**Direction**.
Check each line of the records below and collect those that include the word "type".
START Materials provided
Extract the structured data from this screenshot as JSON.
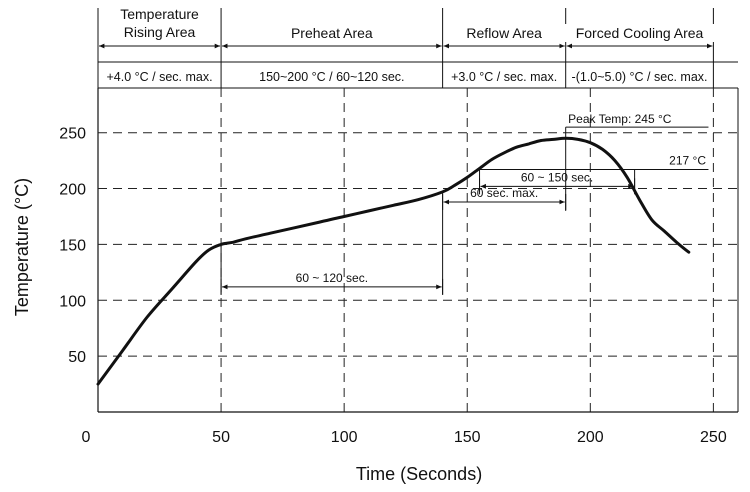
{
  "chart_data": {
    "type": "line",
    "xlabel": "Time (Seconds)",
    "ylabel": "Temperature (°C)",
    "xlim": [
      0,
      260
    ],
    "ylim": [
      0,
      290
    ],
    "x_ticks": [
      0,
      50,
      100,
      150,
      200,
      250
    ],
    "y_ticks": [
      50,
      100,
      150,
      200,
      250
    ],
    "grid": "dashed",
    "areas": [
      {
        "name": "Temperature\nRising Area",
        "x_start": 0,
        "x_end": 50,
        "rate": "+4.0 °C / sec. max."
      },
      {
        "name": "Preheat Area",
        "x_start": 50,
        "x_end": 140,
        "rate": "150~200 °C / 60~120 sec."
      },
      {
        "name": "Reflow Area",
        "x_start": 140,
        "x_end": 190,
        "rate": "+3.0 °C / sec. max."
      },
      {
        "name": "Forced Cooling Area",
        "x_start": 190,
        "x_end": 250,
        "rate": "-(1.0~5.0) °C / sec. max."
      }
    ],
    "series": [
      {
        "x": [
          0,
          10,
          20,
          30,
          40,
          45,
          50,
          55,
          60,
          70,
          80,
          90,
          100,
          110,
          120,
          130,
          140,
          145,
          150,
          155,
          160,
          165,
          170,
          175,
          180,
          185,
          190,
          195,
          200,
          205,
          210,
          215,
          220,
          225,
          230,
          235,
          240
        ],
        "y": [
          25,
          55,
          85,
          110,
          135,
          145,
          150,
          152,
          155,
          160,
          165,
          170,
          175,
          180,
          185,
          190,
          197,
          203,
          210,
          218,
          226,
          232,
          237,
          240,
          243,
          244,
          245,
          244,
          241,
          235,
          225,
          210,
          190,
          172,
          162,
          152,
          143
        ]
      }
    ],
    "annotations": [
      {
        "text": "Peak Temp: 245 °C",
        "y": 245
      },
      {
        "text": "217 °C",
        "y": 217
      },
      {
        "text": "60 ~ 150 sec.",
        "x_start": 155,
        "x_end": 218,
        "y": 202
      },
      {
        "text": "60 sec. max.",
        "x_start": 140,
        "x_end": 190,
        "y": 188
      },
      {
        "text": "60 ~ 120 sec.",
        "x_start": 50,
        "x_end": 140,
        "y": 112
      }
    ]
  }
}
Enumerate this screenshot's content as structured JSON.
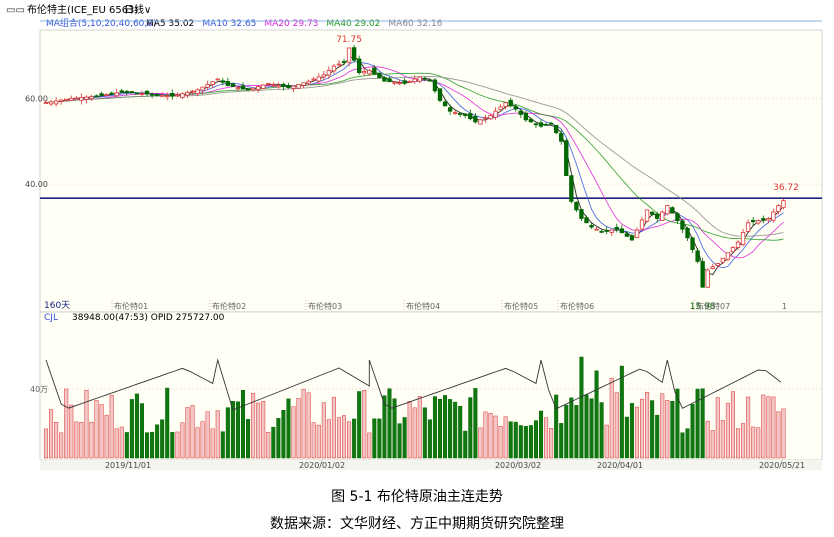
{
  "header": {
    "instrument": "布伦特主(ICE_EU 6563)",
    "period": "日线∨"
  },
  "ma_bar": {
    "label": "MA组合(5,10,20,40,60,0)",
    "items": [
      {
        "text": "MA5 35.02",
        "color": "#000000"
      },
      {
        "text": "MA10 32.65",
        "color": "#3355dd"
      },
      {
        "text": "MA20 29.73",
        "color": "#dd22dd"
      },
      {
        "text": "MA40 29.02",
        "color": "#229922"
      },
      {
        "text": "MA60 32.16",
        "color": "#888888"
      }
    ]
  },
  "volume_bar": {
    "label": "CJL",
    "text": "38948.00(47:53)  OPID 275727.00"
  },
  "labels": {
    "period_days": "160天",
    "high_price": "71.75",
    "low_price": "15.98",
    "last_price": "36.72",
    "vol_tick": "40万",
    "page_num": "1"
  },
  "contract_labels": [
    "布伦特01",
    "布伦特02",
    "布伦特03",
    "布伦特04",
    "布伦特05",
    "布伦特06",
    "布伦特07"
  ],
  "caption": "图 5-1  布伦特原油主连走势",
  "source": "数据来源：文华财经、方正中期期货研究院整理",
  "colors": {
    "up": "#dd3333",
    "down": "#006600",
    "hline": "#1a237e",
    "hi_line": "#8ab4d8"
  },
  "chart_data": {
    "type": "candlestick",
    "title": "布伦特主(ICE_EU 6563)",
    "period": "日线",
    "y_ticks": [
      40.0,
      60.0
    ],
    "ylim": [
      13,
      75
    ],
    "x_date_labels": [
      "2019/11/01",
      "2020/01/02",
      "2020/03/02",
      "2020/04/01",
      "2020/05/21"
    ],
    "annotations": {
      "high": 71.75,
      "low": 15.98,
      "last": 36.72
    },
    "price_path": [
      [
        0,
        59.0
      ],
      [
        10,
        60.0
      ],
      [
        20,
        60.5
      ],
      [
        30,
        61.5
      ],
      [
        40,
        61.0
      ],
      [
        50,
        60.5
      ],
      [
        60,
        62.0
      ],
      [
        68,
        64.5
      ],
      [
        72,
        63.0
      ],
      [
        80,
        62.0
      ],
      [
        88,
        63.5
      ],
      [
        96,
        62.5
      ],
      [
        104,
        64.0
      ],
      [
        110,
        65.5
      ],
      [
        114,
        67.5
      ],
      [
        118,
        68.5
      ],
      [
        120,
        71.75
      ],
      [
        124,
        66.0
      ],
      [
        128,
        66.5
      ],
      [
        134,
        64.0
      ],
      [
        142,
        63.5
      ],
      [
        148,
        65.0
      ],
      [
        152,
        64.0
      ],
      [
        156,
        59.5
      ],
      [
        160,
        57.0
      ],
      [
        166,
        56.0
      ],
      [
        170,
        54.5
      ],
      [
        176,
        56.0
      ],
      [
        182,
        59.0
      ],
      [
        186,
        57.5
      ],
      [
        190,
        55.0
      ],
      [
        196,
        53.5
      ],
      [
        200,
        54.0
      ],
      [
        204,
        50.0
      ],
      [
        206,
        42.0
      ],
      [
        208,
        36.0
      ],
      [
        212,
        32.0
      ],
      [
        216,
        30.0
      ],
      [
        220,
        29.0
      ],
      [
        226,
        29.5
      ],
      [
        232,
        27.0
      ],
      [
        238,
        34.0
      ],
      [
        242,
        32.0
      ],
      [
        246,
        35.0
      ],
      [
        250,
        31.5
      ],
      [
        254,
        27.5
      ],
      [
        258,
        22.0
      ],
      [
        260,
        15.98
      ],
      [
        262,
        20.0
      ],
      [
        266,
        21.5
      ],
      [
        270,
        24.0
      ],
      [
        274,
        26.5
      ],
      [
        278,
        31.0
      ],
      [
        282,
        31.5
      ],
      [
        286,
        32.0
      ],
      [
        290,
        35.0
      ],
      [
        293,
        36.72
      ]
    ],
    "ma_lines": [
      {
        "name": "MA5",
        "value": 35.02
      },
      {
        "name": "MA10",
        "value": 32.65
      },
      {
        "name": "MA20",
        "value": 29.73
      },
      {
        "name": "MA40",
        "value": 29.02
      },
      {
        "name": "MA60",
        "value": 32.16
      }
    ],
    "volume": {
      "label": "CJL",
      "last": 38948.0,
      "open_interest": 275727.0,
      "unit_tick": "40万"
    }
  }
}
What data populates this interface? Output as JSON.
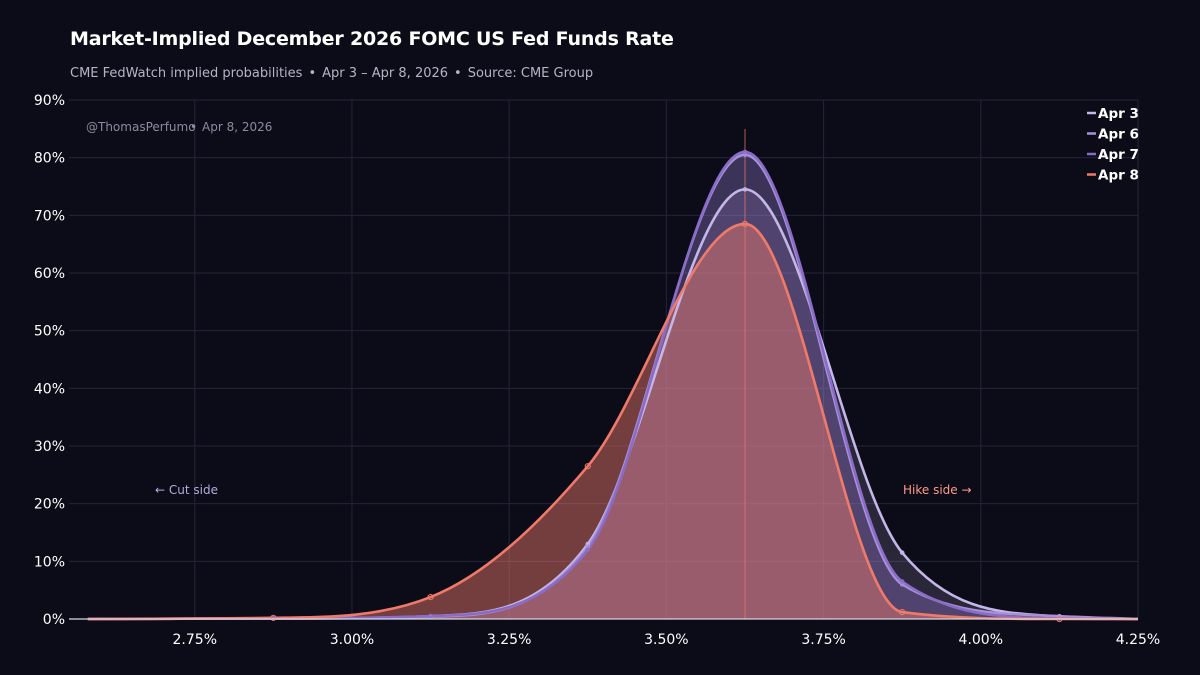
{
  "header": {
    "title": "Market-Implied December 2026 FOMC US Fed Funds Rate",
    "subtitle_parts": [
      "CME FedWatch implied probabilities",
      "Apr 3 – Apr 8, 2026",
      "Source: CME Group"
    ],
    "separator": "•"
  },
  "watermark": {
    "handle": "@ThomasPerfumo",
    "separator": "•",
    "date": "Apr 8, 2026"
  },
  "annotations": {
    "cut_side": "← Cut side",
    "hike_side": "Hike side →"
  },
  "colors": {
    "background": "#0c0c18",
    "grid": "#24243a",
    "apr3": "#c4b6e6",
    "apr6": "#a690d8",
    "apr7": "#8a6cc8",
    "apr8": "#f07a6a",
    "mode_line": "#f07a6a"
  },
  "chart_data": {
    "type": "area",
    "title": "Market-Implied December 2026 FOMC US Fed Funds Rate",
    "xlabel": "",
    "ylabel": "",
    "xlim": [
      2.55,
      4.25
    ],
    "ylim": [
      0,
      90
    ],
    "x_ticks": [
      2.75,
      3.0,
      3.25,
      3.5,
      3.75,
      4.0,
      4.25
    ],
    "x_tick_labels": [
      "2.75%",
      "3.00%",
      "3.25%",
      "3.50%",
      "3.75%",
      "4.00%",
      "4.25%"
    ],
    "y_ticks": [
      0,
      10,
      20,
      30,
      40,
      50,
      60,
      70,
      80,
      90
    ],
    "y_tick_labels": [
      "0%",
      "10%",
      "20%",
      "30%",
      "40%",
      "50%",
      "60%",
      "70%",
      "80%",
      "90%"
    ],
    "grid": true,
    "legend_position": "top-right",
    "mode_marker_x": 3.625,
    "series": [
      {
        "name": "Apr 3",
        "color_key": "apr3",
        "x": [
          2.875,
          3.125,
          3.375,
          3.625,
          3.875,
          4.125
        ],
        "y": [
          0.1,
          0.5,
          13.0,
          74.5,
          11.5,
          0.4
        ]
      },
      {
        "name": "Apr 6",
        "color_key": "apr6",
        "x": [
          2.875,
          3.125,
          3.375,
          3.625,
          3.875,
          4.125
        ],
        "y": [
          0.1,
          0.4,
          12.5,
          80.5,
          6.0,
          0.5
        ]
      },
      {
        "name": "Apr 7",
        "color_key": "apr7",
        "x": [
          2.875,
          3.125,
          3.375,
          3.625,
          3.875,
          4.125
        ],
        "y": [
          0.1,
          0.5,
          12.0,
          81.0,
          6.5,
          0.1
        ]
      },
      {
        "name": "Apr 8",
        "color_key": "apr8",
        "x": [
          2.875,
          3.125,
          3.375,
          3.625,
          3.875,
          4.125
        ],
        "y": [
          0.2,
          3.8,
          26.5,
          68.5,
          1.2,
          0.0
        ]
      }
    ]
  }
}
END Materials provided
**Task answer**.
    "type": "line",
    "type": "candlestick",
    "type": "area",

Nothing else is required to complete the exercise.